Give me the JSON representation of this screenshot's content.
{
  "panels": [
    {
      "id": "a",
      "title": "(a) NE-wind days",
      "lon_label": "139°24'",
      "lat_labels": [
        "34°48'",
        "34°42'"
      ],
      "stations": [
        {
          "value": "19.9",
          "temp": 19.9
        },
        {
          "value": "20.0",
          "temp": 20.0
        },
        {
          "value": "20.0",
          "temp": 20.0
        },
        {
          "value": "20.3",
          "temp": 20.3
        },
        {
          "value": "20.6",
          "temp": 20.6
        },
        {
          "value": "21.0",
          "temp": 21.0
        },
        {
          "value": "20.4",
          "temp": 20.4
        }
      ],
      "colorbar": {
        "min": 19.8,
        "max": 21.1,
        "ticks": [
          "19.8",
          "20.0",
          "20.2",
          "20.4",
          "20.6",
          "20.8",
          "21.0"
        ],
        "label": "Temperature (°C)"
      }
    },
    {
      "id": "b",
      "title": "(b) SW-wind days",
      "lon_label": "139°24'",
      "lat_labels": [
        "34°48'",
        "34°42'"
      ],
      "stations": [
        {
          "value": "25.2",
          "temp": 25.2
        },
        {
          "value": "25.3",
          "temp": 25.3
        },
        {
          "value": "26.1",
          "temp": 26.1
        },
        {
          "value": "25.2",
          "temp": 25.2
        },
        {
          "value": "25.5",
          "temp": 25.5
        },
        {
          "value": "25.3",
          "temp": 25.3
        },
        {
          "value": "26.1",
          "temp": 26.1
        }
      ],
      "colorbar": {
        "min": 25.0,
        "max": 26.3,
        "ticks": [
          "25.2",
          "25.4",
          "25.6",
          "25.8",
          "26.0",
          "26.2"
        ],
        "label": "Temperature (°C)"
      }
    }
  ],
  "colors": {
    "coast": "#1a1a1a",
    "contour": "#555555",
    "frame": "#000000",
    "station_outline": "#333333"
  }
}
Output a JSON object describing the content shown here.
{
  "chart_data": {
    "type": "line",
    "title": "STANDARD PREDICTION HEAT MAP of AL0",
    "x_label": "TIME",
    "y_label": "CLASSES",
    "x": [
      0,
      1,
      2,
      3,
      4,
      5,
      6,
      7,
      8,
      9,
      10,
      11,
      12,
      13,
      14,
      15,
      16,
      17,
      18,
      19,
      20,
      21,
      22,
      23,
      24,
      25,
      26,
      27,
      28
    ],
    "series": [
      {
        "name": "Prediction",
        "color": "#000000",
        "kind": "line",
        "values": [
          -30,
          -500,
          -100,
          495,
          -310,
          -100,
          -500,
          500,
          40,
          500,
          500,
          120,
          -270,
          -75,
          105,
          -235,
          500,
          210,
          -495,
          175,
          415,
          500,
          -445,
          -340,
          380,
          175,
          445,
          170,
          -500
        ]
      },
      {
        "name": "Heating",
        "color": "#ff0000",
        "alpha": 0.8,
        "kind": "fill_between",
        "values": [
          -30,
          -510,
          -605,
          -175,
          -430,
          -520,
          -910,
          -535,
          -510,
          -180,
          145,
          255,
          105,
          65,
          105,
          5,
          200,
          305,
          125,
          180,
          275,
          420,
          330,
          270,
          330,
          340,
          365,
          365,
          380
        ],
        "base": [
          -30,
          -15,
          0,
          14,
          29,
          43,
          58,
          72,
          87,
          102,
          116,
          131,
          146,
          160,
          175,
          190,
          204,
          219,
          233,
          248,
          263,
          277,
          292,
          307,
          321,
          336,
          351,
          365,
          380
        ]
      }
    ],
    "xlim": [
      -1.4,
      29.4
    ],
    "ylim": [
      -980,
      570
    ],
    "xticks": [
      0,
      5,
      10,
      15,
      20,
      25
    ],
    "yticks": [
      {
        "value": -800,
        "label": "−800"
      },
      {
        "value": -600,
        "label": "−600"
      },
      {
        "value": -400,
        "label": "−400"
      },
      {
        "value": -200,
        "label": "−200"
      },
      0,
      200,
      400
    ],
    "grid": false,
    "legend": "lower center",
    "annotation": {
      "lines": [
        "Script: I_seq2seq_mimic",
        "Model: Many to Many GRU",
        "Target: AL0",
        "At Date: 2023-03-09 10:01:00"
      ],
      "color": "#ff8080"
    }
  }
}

__________

### What to work on
Wherever a line in the data above holds "wind", copy that line.

### Answer below
      "title": "(a) NE-wind days",
      "title": "(b) SW-wind days",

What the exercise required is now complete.